* What is required
Give only the number of lines in these records that contain the word "Weber".

↓

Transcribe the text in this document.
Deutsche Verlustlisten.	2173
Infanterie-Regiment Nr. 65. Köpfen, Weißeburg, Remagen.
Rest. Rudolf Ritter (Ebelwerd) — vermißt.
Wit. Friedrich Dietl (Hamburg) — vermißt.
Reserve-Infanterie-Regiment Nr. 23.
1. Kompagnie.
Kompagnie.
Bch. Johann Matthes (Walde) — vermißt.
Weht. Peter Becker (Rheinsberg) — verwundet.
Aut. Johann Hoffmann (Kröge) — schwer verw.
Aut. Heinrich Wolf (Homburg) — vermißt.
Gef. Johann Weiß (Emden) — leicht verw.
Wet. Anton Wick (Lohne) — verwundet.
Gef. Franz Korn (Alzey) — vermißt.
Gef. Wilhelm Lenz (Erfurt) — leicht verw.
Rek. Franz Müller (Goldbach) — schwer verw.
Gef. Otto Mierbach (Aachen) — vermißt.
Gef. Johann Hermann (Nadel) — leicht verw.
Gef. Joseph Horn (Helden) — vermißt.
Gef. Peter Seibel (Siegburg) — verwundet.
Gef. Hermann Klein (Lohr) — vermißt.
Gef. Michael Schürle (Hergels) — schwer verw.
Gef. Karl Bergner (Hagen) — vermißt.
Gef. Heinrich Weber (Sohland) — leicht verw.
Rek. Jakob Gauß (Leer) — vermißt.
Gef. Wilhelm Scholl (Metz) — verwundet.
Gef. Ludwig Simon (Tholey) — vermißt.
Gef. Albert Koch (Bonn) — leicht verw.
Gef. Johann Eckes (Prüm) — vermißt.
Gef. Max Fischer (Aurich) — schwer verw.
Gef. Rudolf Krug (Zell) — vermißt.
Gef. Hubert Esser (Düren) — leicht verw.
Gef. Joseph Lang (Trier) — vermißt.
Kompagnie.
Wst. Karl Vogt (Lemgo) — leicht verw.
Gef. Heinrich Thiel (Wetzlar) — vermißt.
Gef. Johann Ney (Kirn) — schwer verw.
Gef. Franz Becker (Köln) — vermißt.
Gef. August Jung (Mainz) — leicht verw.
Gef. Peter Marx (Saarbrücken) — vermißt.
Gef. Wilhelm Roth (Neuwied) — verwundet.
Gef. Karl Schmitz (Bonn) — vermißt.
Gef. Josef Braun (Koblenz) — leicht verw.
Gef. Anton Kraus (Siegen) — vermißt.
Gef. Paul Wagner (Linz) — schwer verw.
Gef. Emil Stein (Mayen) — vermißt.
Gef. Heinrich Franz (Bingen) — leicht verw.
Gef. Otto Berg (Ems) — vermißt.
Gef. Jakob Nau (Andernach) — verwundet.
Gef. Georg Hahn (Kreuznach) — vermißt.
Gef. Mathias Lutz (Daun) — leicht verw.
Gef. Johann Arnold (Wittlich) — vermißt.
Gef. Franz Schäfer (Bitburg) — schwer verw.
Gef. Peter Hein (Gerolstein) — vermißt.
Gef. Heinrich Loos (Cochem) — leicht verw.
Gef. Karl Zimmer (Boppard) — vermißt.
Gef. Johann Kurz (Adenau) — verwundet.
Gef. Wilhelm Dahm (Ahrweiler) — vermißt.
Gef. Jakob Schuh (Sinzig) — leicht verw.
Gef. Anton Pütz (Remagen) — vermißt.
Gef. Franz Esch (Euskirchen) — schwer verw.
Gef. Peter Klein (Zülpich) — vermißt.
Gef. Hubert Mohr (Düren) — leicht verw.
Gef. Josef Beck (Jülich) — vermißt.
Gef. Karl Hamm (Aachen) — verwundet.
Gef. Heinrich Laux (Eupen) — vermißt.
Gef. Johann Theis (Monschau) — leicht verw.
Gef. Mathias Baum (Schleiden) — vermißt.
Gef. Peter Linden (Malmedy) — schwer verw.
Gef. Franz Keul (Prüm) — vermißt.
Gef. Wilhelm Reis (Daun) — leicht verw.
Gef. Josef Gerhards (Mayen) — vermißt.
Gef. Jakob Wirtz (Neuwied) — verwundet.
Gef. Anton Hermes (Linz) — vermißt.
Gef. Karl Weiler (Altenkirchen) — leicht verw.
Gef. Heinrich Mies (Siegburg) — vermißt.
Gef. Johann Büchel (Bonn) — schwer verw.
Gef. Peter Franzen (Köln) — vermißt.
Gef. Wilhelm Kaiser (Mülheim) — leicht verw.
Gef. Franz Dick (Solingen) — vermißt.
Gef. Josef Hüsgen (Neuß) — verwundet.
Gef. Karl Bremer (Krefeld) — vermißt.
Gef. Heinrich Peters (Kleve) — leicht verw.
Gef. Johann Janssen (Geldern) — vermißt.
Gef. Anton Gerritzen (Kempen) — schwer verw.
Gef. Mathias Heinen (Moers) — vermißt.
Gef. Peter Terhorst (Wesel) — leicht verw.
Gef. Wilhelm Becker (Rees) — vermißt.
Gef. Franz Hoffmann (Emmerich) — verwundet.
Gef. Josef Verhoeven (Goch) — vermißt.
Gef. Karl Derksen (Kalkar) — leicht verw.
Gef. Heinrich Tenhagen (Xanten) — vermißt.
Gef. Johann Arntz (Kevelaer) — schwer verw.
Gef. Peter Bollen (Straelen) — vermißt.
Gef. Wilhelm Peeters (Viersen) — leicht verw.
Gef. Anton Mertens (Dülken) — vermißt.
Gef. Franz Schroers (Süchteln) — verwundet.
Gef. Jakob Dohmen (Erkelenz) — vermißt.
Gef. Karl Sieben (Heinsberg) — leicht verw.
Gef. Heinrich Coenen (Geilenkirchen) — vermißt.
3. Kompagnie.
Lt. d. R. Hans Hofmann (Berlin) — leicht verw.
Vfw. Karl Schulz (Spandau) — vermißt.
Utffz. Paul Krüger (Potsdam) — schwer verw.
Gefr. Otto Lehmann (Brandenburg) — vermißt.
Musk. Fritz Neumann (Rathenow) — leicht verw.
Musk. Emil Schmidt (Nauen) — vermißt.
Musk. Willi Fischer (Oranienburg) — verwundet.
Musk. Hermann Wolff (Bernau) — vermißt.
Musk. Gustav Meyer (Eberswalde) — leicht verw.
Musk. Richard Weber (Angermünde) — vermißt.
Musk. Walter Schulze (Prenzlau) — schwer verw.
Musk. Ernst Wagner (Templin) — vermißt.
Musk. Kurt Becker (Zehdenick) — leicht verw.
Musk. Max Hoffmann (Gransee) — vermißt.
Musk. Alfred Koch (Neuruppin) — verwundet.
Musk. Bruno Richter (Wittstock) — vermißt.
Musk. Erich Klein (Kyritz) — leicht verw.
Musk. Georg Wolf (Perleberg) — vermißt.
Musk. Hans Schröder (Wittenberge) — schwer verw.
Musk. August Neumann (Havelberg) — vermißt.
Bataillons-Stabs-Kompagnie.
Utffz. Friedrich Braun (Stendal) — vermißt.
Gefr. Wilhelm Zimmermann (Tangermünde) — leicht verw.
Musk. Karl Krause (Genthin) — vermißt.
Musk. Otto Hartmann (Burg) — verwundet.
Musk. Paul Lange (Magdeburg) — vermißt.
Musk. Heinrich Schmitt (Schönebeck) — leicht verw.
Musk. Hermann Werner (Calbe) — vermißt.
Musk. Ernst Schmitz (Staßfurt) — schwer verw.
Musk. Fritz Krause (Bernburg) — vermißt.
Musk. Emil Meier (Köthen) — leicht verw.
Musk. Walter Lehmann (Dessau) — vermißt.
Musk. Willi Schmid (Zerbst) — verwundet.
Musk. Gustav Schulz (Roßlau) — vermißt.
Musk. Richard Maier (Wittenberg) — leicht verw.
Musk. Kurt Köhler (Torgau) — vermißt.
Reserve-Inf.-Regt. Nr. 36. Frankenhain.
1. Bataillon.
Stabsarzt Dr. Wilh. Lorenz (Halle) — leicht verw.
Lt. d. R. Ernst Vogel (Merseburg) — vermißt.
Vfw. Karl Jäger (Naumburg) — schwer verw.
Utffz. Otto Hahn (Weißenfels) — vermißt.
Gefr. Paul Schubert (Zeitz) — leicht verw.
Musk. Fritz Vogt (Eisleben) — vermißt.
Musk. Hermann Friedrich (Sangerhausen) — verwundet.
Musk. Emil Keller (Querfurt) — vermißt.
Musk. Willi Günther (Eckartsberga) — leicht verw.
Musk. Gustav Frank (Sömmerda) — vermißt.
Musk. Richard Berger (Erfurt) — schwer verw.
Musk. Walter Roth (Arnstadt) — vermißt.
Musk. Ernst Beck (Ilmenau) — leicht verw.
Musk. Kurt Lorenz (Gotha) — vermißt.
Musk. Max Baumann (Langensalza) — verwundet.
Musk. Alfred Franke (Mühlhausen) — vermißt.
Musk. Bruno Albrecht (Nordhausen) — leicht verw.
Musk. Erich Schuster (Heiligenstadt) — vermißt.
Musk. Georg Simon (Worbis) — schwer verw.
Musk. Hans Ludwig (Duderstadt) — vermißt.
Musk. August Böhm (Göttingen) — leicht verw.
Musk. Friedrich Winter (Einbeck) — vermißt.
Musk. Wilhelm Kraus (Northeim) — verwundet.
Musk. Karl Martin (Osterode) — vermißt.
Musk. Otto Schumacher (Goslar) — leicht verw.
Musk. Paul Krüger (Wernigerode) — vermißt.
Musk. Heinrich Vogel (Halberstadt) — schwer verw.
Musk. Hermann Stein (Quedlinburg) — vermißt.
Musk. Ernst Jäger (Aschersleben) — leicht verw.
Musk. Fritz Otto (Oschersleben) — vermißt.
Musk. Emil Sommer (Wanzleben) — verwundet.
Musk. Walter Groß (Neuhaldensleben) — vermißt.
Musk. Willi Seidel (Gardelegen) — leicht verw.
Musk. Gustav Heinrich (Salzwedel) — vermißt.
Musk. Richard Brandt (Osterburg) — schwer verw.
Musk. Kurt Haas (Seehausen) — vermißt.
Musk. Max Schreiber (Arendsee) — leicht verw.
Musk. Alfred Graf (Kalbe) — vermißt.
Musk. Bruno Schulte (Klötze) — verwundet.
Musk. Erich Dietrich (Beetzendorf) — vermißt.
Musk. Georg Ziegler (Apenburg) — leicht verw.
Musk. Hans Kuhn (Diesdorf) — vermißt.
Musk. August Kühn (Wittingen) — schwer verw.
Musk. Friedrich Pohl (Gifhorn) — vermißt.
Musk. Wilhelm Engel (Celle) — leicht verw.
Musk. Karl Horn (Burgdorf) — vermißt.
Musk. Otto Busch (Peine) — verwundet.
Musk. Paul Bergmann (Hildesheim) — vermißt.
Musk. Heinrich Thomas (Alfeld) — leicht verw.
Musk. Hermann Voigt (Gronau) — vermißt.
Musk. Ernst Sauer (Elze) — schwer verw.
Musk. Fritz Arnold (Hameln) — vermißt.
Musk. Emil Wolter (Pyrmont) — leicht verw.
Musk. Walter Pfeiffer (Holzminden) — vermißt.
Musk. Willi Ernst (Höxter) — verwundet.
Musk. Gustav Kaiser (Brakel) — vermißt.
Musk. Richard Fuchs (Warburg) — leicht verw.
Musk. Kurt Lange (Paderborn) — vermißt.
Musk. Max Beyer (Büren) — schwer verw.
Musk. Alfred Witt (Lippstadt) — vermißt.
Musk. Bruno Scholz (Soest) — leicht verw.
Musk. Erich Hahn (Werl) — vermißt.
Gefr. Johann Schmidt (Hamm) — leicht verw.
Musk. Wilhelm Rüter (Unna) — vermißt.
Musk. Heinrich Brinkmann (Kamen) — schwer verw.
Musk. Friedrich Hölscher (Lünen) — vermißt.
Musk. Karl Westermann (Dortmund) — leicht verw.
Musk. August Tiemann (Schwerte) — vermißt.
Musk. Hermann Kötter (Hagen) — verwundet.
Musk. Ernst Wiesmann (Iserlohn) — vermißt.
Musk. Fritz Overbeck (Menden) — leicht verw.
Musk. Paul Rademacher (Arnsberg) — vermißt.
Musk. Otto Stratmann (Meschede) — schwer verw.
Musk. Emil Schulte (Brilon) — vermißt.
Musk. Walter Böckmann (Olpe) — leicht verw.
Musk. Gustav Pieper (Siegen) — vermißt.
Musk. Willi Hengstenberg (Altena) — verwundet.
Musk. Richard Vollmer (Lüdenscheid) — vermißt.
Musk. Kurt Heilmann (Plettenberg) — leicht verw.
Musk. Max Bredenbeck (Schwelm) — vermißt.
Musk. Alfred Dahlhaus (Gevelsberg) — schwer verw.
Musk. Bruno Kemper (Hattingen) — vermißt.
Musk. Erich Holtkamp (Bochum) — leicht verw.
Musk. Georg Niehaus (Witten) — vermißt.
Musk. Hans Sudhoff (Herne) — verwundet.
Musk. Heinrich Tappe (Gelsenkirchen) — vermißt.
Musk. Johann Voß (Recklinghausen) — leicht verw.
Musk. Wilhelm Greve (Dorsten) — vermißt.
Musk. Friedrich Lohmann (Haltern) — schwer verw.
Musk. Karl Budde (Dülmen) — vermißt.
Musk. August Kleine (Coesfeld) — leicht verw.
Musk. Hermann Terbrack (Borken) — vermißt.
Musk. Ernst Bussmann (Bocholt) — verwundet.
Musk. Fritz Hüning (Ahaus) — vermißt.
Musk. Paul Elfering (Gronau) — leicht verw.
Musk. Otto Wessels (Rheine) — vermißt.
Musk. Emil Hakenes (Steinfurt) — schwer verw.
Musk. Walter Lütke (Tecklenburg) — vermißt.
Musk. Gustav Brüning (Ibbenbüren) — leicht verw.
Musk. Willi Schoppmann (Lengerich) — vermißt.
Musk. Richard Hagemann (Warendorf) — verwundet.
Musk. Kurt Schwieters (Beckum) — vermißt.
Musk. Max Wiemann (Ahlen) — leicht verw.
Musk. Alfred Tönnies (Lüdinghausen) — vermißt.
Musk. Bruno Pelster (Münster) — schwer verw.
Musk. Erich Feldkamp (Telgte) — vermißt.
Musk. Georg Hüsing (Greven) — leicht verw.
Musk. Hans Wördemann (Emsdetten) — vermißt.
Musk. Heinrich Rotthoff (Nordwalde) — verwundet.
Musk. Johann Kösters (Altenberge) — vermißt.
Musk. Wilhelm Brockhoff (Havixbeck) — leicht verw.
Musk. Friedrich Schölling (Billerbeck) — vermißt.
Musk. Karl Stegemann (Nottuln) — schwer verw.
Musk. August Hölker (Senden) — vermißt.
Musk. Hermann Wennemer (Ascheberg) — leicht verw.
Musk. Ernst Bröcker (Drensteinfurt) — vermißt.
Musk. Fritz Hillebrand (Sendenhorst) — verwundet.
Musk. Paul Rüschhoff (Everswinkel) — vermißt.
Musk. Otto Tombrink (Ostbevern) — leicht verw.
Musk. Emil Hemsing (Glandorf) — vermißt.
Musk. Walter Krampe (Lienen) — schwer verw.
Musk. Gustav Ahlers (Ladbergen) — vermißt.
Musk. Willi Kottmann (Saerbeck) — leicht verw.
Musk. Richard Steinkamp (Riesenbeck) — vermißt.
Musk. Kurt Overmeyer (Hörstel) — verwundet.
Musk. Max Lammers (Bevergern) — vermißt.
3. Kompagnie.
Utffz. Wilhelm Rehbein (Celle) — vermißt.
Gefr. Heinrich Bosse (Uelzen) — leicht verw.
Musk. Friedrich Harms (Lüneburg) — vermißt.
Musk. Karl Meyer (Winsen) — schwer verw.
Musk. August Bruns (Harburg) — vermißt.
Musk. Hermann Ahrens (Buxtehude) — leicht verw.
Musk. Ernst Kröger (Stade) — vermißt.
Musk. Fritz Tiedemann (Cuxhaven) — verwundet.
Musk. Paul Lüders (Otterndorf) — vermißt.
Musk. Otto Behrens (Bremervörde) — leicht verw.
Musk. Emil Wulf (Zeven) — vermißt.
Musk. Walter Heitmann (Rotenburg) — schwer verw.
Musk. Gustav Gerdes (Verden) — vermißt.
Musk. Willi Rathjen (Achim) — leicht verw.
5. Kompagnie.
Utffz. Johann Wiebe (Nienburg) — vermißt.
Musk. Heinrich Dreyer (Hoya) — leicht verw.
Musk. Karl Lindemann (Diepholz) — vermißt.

↑

* Task answer
2